> **The exercise**
Pictures in the records should not be copied, but every other part must be repeated exactly.

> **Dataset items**
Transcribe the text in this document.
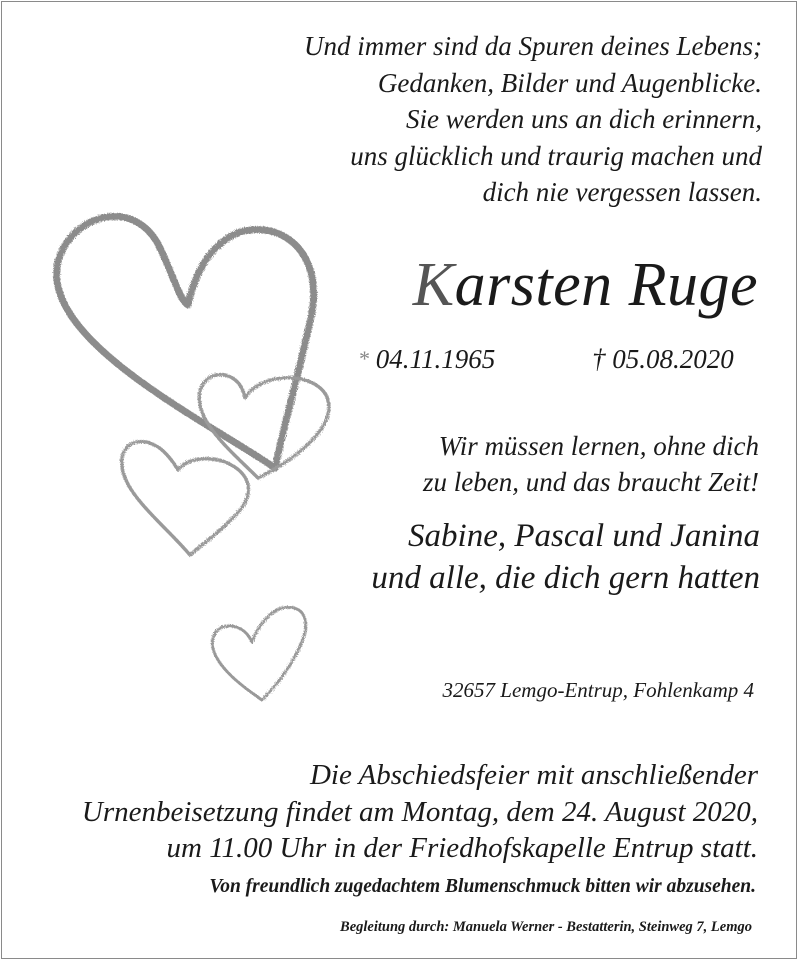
Und immer sind da Spuren deines Lebens;
Gedanken, Bilder und Augenblicke.
Sie werden uns an dich erinnern,
uns glücklich und traurig machen und
dich nie vergessen lassen.
Karsten Ruge
* 04.11.1965	† 05.08.2020
Wir müssen lernen, ohne dich
zu leben, und das braucht Zeit!
Sabine, Pascal und Janina
und alle, die dich gern hatten
32657 Lemgo-Entrup, Fohlenkamp 4
Die Abschiedsfeier mit anschließender
Urnenbeisetzung findet am Montag, dem 24. August 2020,
um 11.00 Uhr in der Friedhofskapelle Entrup statt.
Von freundlich zugedachtem Blumenschmuck bitten wir abzusehen.
Begleitung durch: Manuela Werner - Bestatterin, Steinweg 7, Lemgo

> **Task output**
Transcribe the text in this document.
Und immer sind da Spuren deines Lebens;
Gedanken, Bilder und Augenblicke.
Sie werden uns an dich erinnern,
uns glücklich und traurig machen und
dich nie vergessen lassen.
Karsten Ruge
* 04.11.1965	† 05.08.2020
Wir müssen lernen, ohne dich
zu leben, und das braucht Zeit!
Sabine, Pascal und Janina
und alle, die dich gern hatten
32657 Lemgo-Entrup, Fohlenkamp 4
Die Abschiedsfeier mit anschließender
Urnenbeisetzung findet am Montag, dem 24. August 2020,
um 11.00 Uhr in der Friedhofskapelle Entrup statt.
Von freundlich zugedachtem Blumenschmuck bitten wir abzusehen.
Begleitung durch: Manuela Werner - Bestatterin, Steinweg 7, Lemgo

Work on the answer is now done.